Saved entries
══════════

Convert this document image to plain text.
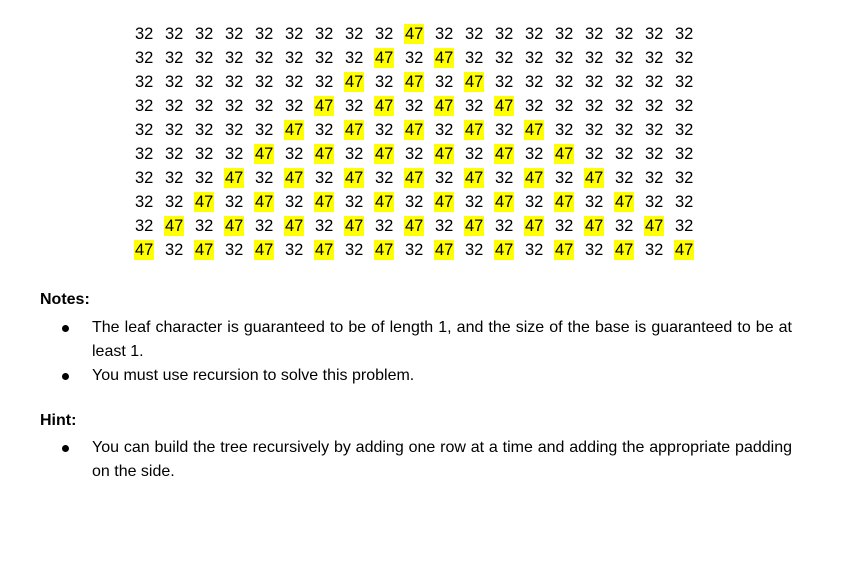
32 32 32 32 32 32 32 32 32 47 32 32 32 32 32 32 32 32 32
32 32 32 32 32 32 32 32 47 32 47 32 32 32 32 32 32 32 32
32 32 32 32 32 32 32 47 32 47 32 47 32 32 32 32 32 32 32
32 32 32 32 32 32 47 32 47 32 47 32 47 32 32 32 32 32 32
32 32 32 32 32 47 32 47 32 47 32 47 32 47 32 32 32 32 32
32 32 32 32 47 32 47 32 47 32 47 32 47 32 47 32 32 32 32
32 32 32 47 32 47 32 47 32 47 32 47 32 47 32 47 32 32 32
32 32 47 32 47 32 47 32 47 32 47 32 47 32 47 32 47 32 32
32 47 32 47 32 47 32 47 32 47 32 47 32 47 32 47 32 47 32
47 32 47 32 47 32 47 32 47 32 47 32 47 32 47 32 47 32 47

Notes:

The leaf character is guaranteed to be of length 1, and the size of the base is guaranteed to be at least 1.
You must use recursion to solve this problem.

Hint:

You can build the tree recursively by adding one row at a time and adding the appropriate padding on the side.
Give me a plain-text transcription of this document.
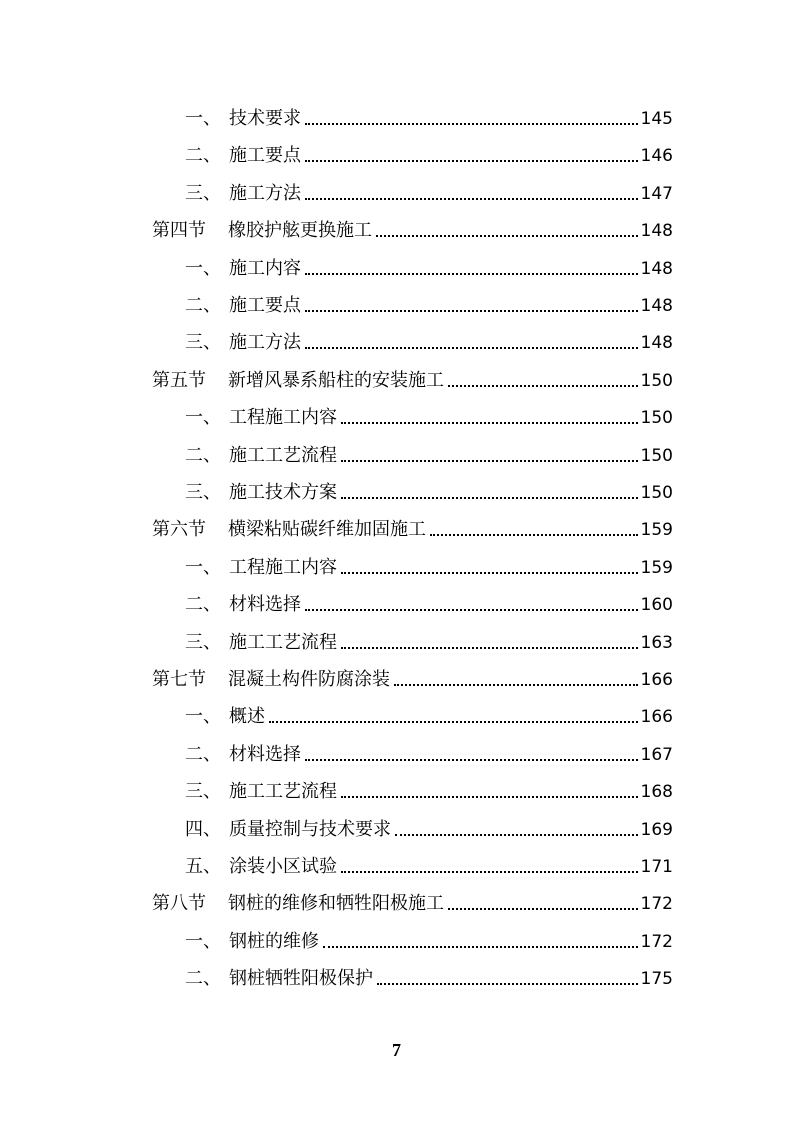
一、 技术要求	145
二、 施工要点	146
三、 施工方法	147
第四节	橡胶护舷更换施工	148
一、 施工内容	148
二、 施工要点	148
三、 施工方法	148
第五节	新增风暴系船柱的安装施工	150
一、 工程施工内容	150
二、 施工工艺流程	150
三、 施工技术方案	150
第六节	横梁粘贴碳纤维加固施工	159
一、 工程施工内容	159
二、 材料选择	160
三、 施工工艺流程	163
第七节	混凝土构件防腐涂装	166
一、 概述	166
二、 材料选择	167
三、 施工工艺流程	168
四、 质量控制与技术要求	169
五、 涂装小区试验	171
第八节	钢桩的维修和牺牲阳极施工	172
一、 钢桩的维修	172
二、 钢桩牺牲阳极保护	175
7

══════════

» **GIVEN INSTRUCTION**: Only lines holding the string "document" are wanted; gather each one from the entries above.

» **RESPONSE TO THIS TASK**:
Convert this document image to plain text.
Give me a plain-text transcription of this document.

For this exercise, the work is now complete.